Stored data
+++
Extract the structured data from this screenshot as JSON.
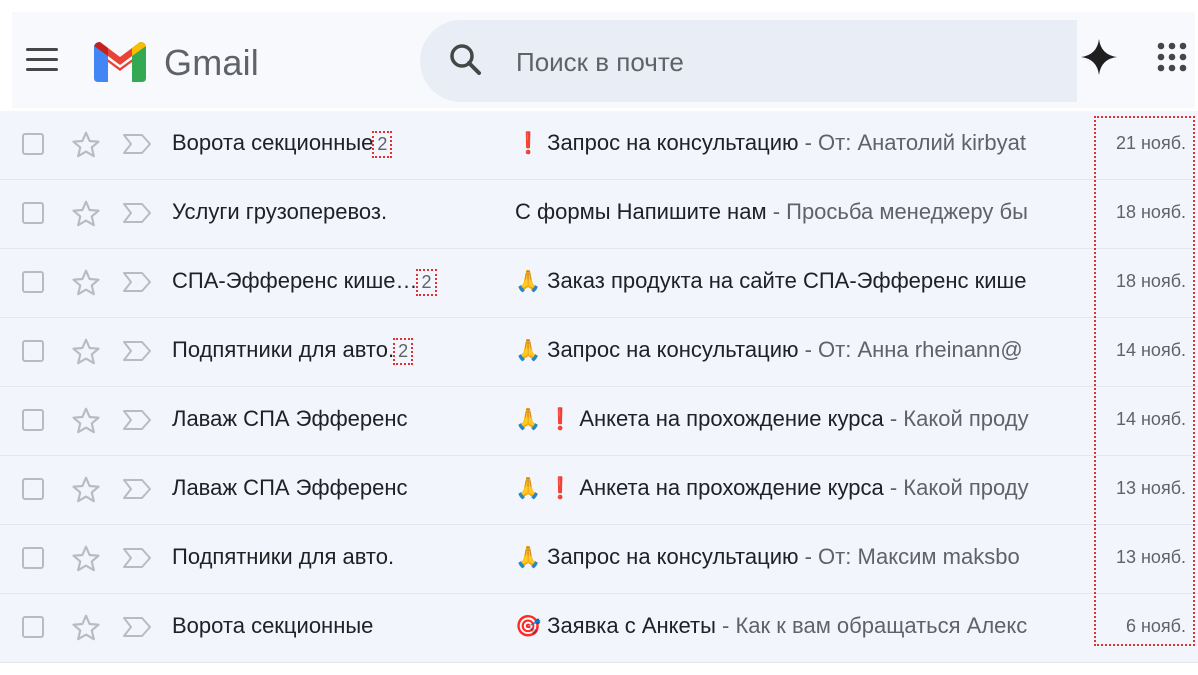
{
  "app": {
    "title": "Gmail",
    "search_placeholder": "Поиск в почте"
  },
  "colors": {
    "accent_red": "#ea4335",
    "logo_blue": "#4285f4",
    "logo_green": "#34a853",
    "logo_yellow": "#fbbc04",
    "row_bg": "#f2f6fc",
    "highlight_dotted": "#e03030"
  },
  "emails": [
    {
      "sender": "Ворота секционные",
      "count": "2",
      "icons": [
        "❗"
      ],
      "subject": "Запрос на консультацию",
      "snippet": " - От: Анатолий kirbyat",
      "date": "21 нояб."
    },
    {
      "sender": "Услуги грузоперевоз.",
      "count": "",
      "icons": [],
      "subject": "С формы Напишите нам",
      "snippet": " - Просьба менеджеру бы",
      "date": "18 нояб."
    },
    {
      "sender": "СПА-Эфференс кише…",
      "count": "2",
      "icons": [
        "🙏"
      ],
      "subject": "Заказ продукта на сайте СПА-Эфференс кише",
      "snippet": "",
      "date": "18 нояб."
    },
    {
      "sender": "Подпятники для авто.",
      "count": "2",
      "icons": [
        "🙏"
      ],
      "subject": "Запрос на консультацию",
      "snippet": " - От: Анна rheinann@",
      "date": "14 нояб."
    },
    {
      "sender": "Лаваж СПА Эфференс",
      "count": "",
      "icons": [
        "🙏",
        "❗"
      ],
      "subject": "Анкета на прохождение курса",
      "snippet": " - Какой проду",
      "date": "14 нояб."
    },
    {
      "sender": "Лаваж СПА Эфференс",
      "count": "",
      "icons": [
        "🙏",
        "❗"
      ],
      "subject": "Анкета на прохождение курса",
      "snippet": " - Какой проду",
      "date": "13 нояб."
    },
    {
      "sender": "Подпятники для авто.",
      "count": "",
      "icons": [
        "🙏"
      ],
      "subject": "Запрос на консультацию",
      "snippet": " - От: Максим maksbo",
      "date": "13 нояб."
    },
    {
      "sender": "Ворота секционные",
      "count": "",
      "icons": [
        "🎯"
      ],
      "subject": "Заявка с Анкеты",
      "snippet": " - Как к вам обращаться Алекс",
      "date": "6 нояб."
    }
  ]
}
+++
■ Directive ■
Go through the listing above and write it out again exactly, dropping the pictures.

■ Output for this task ■
Extract the structured data from this screenshot as JSON.
{
  "app": {
    "title": "Gmail",
    "search_placeholder": "Поиск в почте"
  },
  "colors": {
    "accent_red": "#ea4335",
    "logo_blue": "#4285f4",
    "logo_green": "#34a853",
    "logo_yellow": "#fbbc04",
    "row_bg": "#f2f6fc",
    "highlight_dotted": "#e03030"
  },
  "emails": [
    {
      "sender": "Ворота секционные",
      "count": "2",
      "icons": [
        "❗"
      ],
      "subject": "Запрос на консультацию",
      "snippet": " - От: Анатолий kirbyat",
      "date": "21 нояб."
    },
    {
      "sender": "Услуги грузоперевоз.",
      "count": "",
      "icons": [],
      "subject": "С формы Напишите нам",
      "snippet": " - Просьба менеджеру бы",
      "date": "18 нояб."
    },
    {
      "sender": "СПА-Эфференс кише…",
      "count": "2",
      "icons": [
        "🙏"
      ],
      "subject": "Заказ продукта на сайте СПА-Эфференс кише",
      "snippet": "",
      "date": "18 нояб."
    },
    {
      "sender": "Подпятники для авто.",
      "count": "2",
      "icons": [
        "🙏"
      ],
      "subject": "Запрос на консультацию",
      "snippet": " - От: Анна rheinann@",
      "date": "14 нояб."
    },
    {
      "sender": "Лаваж СПА Эфференс",
      "count": "",
      "icons": [
        "🙏",
        "❗"
      ],
      "subject": "Анкета на прохождение курса",
      "snippet": " - Какой проду",
      "date": "14 нояб."
    },
    {
      "sender": "Лаваж СПА Эфференс",
      "count": "",
      "icons": [
        "🙏",
        "❗"
      ],
      "subject": "Анкета на прохождение курса",
      "snippet": " - Какой проду",
      "date": "13 нояб."
    },
    {
      "sender": "Подпятники для авто.",
      "count": "",
      "icons": [
        "🙏"
      ],
      "subject": "Запрос на консультацию",
      "snippet": " - От: Максим maksbo",
      "date": "13 нояб."
    },
    {
      "sender": "Ворота секционные",
      "count": "",
      "icons": [
        "🎯"
      ],
      "subject": "Заявка с Анкеты",
      "snippet": " - Как к вам обращаться Алекс",
      "date": "6 нояб."
    }
  ]
}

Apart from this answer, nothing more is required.